- [Exercise]
A partial copy is required: transcribe exactly the lines from the one containing "Output a JSON" through the last line below, without any pictures.

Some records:
## begin
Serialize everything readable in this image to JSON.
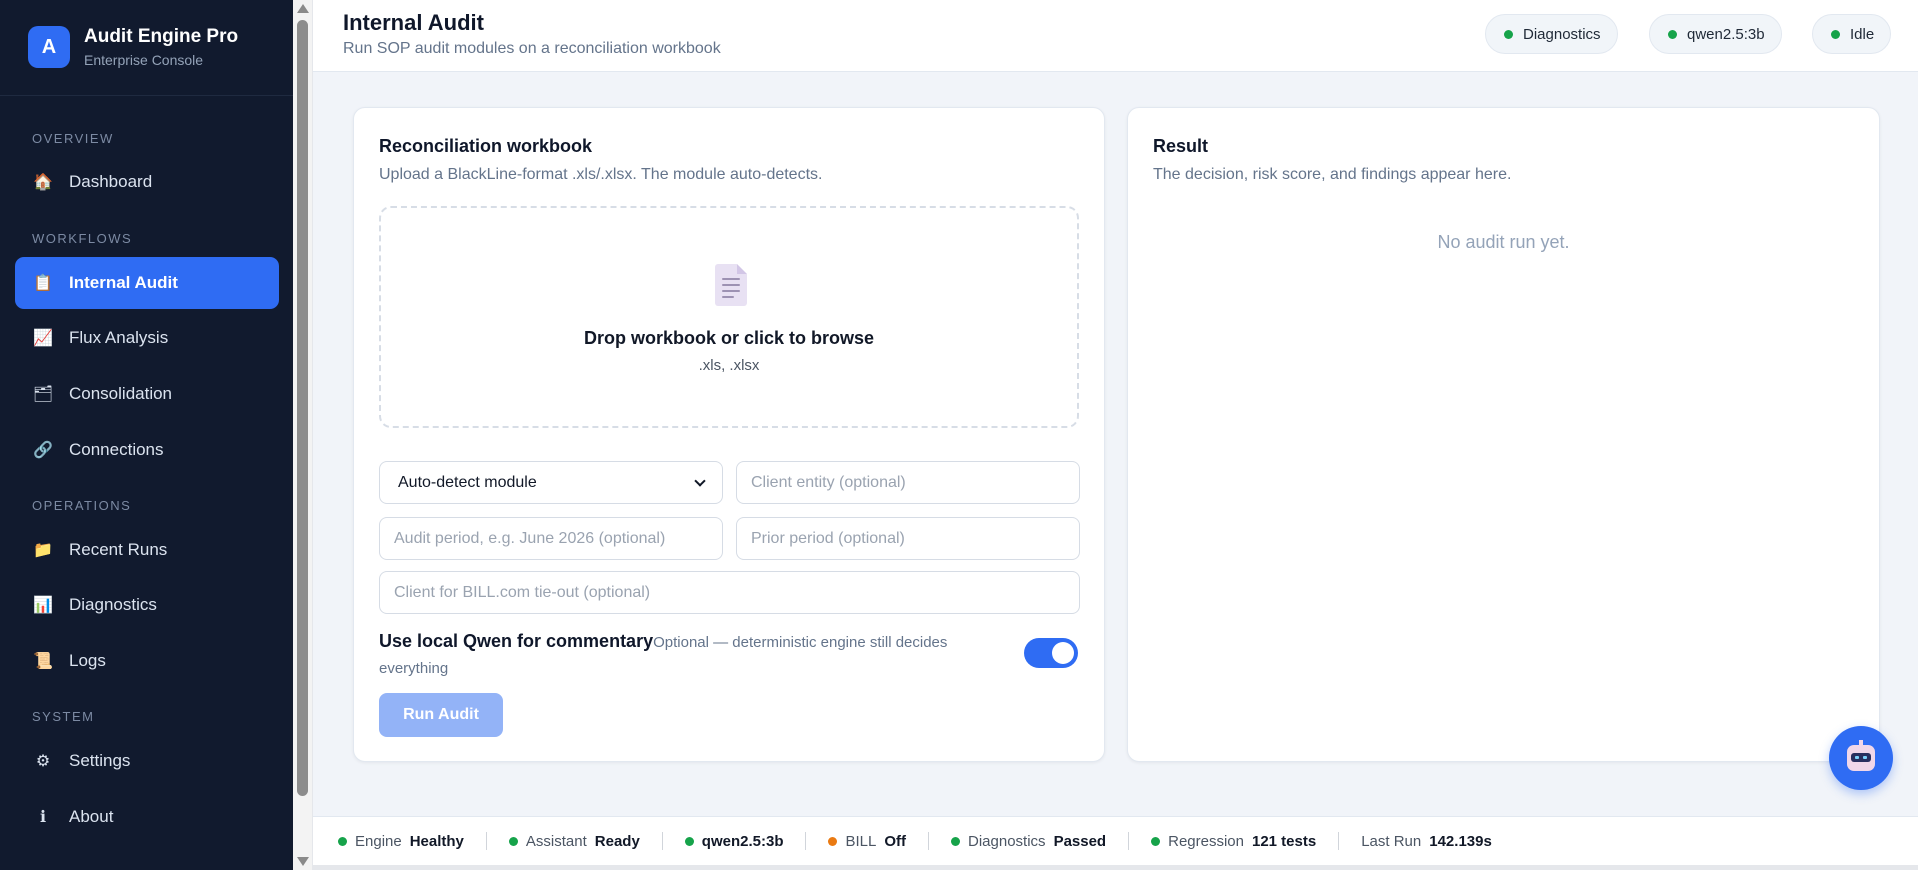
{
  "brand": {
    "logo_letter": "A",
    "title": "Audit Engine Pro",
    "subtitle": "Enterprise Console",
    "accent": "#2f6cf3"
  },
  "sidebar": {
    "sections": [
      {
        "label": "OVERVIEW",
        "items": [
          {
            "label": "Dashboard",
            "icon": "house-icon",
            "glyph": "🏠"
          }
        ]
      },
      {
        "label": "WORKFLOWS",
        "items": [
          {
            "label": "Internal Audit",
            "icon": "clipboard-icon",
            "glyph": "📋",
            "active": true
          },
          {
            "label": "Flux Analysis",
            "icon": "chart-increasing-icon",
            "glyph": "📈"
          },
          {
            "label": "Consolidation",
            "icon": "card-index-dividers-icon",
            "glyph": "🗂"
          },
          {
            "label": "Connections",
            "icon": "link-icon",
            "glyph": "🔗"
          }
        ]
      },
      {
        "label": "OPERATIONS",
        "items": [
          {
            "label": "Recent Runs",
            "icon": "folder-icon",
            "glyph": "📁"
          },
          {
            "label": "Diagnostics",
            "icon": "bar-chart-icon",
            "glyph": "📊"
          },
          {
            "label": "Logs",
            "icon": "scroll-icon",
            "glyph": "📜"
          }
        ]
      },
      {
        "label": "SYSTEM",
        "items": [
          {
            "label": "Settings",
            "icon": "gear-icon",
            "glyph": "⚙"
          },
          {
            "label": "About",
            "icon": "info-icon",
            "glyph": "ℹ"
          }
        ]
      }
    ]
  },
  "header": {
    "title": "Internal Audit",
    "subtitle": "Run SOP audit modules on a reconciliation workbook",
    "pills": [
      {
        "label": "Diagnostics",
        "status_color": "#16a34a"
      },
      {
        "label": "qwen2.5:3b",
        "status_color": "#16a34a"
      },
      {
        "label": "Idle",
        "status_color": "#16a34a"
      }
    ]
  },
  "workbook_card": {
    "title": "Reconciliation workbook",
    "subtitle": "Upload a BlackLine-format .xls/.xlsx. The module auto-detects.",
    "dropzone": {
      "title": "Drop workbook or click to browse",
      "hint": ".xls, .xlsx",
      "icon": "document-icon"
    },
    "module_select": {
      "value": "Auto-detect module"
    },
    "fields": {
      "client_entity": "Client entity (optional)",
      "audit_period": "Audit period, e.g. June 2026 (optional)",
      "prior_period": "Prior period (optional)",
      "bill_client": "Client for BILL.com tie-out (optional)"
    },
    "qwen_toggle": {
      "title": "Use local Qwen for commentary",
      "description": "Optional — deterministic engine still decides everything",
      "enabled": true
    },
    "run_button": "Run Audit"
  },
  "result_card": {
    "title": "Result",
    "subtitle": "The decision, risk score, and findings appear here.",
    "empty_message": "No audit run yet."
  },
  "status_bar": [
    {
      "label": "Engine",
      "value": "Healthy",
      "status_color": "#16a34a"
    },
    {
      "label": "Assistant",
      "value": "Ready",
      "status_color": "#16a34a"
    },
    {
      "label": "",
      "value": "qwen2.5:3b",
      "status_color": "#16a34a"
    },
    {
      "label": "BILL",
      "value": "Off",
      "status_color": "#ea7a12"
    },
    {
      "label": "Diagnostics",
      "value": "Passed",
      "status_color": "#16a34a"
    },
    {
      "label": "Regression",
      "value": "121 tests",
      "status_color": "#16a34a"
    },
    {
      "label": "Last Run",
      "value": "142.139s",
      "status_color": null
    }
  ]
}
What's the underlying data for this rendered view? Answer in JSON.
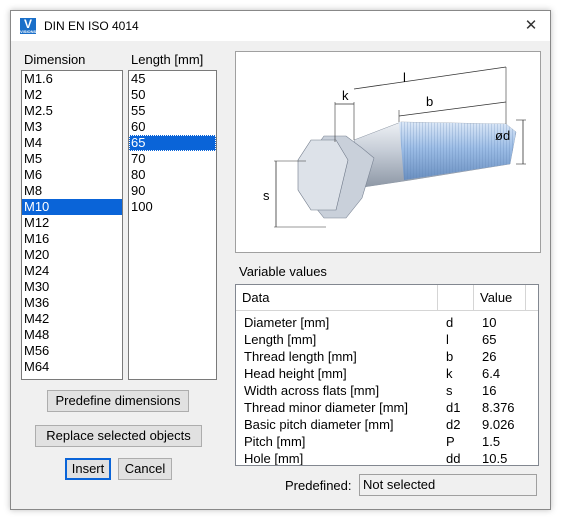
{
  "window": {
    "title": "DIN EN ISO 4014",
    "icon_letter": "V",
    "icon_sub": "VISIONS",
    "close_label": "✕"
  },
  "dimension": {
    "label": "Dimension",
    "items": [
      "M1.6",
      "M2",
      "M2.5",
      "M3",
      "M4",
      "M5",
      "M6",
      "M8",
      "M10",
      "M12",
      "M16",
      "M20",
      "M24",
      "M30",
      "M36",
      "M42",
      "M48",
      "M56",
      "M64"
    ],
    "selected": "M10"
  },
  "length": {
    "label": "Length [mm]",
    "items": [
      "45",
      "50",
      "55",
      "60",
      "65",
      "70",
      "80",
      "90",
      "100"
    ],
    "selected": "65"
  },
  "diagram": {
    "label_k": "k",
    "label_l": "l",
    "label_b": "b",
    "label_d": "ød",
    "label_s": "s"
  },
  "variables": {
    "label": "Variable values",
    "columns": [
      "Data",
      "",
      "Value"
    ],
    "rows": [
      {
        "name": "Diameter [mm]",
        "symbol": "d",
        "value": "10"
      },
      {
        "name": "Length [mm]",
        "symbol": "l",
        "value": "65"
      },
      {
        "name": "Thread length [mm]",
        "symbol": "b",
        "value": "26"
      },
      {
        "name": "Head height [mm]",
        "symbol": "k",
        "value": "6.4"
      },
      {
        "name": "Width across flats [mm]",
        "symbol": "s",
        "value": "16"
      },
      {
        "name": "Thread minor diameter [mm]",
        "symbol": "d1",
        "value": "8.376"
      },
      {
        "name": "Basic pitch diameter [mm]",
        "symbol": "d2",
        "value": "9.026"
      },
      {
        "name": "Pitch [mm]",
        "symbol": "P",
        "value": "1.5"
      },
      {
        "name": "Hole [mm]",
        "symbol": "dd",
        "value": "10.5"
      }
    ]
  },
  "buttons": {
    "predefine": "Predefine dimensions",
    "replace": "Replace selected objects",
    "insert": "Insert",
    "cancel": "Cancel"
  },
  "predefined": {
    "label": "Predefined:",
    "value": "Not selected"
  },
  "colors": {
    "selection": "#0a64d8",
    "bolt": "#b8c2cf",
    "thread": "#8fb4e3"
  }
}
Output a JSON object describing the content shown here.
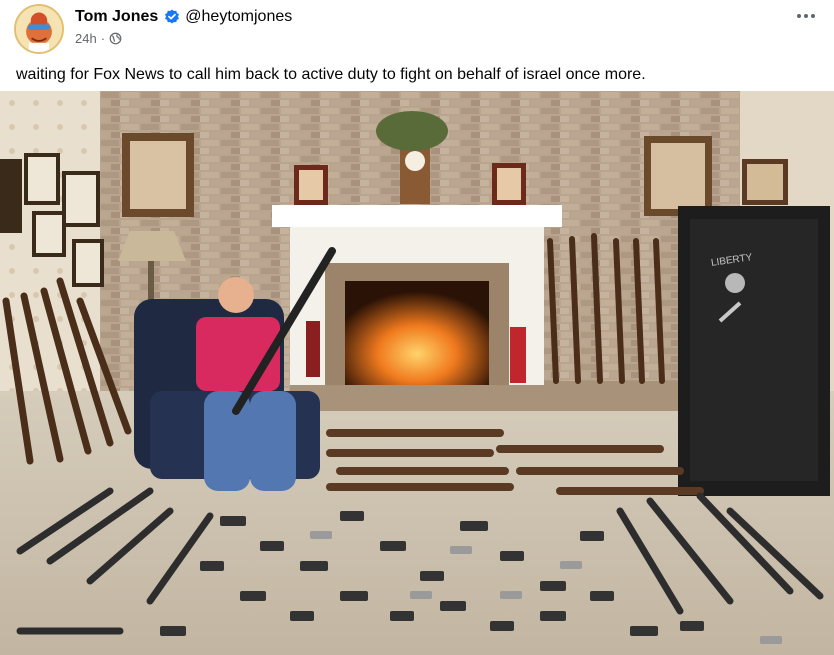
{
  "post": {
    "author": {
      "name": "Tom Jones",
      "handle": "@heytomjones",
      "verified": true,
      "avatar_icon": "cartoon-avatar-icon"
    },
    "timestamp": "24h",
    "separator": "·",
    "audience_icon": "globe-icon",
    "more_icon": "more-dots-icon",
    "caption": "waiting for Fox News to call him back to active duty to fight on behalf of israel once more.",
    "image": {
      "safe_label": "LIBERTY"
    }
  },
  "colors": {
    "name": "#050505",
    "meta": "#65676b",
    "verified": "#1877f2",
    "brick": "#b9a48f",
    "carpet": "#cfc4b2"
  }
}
## end
- [Output of the task]
Output a JSON object describing the content shown here.
{
  "post": {
    "author": {
      "name": "Tom Jones",
      "handle": "@heytomjones",
      "verified": true,
      "avatar_icon": "cartoon-avatar-icon"
    },
    "timestamp": "24h",
    "separator": "·",
    "audience_icon": "globe-icon",
    "more_icon": "more-dots-icon",
    "caption": "waiting for Fox News to call him back to active duty to fight on behalf of israel once more.",
    "image": {
      "safe_label": "LIBERTY"
    }
  },
  "colors": {
    "name": "#050505",
    "meta": "#65676b",
    "verified": "#1877f2",
    "brick": "#b9a48f",
    "carpet": "#cfc4b2"
  }
}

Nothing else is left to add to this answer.